#### ASSIGNMENT A:
Using the article on Adelaide's bus privatisation, answer each question:
(i) How many drivers are being put out of work?
(ii) How long do the contracts run?
(iii) In what year did the privatisation push begin?
#### ASSIGNMENT B:
Quote the article on Adelaide's bus privatisation, beginning at the words "The contracts are" and stopping after "by the privatisation.".

The Guardian February 2, 2000


SA bus drivers' action

The Rail, Tram and Bus Union in South Australia intends to fight back 
against job losses which have resulted from the privatisation of Adelaide's 
bus service. There was a cruel irony in the announcement the day after 
Australia Day by the Transport Minister, Diana Laidlaw, that as of April 
all routes will be run by five private, mostly foreign-owned, operators, 
with 235 drivers being thrown out of work.

A mass meeting of bus and rail workers on Monday voted for a series of 
rolling strikes.

The depots and buses remain in government hands and are to be leased to the 
private companies which were given the contracts in a tendering process 
heavily weighted against the public service provider, TransAdelaide, which 
was awarded no contracts.

All TransAdelaide drivers will be offered redundancy packages, after which 
they will have to apply for a job with the private operators.

The contracts are for ten years. They nail the lid on a privatisation push 
begun in 1995 when a tendering process saw TransAdelaide lose 24 percent of 
routes.

In these current contracts there is a stipulation that extra daily services 
be provided, including at weekends, but the culling of 235 drivers is a 
strong indication that not only won't services be increased, they will be 
reduced.

Furthermore, the 10 years of wages that would have been earned by the 
discarded drivers adds up to around $70 million, the amount the Government 
is trumpeting as the big saving delivered by the privatisation.

#### Document understanding data:
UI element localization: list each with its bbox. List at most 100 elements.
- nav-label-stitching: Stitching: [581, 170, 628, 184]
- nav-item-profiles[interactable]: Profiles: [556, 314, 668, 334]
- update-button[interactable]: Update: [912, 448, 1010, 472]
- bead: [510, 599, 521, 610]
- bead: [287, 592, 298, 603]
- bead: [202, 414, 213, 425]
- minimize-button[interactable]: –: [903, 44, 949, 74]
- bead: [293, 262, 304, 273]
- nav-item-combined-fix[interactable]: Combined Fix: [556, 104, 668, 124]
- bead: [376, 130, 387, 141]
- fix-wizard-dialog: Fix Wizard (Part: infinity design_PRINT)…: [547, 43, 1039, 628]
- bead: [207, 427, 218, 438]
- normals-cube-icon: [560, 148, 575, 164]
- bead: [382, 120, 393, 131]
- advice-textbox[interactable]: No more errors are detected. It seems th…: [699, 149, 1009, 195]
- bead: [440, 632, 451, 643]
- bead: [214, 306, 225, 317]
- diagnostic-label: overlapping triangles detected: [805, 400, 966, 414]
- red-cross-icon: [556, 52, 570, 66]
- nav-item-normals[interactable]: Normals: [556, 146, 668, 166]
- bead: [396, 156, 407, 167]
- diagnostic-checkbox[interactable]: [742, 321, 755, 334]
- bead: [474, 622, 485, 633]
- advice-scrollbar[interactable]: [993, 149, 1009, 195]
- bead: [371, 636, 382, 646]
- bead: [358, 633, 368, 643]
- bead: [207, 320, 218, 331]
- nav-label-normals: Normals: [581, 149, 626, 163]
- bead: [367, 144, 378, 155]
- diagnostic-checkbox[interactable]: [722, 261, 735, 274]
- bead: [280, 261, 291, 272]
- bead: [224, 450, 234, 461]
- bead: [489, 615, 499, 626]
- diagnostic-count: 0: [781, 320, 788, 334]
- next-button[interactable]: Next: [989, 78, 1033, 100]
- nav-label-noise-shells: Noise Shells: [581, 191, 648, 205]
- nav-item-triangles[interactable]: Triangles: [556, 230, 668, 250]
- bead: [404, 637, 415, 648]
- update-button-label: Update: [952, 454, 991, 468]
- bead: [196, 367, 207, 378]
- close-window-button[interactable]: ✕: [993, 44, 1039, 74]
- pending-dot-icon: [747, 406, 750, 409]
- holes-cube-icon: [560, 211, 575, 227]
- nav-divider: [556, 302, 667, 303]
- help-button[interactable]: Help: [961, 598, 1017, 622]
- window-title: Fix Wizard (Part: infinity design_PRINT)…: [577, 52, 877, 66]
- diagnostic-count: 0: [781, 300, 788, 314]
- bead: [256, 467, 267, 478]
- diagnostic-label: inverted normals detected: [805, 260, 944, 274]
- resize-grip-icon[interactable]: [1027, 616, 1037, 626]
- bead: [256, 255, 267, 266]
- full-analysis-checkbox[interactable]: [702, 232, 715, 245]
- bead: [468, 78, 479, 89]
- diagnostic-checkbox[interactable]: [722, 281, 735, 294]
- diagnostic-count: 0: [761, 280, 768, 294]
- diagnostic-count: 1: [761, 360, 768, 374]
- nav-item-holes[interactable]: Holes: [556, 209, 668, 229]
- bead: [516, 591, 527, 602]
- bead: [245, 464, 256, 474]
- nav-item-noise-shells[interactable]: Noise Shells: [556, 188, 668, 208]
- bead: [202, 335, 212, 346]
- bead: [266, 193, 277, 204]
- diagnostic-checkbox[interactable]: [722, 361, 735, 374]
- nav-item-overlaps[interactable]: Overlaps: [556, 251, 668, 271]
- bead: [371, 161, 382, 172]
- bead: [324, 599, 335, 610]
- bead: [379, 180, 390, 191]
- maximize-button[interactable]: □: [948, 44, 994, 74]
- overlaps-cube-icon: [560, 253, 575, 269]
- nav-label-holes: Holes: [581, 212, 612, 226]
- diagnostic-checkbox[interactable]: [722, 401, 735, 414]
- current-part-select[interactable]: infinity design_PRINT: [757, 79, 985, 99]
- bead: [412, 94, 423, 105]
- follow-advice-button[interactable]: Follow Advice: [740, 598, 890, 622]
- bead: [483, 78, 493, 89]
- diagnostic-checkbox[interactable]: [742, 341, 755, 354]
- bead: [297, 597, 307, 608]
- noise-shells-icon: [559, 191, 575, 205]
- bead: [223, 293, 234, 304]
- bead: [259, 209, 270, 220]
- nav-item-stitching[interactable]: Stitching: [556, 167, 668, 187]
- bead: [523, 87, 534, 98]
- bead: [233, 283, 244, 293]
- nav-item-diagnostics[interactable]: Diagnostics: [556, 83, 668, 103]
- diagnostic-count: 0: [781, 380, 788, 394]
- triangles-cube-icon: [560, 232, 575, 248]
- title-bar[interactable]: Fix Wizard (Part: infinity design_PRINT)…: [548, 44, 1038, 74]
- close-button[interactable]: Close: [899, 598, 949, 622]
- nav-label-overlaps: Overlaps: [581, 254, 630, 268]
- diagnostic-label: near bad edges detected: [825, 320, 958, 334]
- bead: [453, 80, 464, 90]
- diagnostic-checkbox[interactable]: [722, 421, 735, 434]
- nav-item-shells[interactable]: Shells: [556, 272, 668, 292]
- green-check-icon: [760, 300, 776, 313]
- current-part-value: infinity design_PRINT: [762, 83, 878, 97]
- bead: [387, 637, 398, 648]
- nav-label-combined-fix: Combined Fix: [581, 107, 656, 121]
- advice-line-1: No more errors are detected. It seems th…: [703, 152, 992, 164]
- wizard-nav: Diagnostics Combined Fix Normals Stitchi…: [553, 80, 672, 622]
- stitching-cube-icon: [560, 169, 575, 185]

#### EXERCISE SOLUTION A:
(i) 235
(ii) Ten years
(iii) 1995

#### EXERCISE SOLUTION B:
The contracts are for ten years. They nail the lid on a privatisation push 
begun in 1995 when a tendering process saw TransAdelaide lose 24 percent of 
routes.

In these current contracts there is a stipulation that extra daily services 
be provided, including at weekends, but the culling of 235 drivers is a 
strong indication that not only won't services be increased, they will be 
reduced.

Furthermore, the 10 years of wages that would have been earned by the 
discarded drivers adds up to around $70 million, the amount the Government 
is trumpeting as the big saving delivered by the privatisation.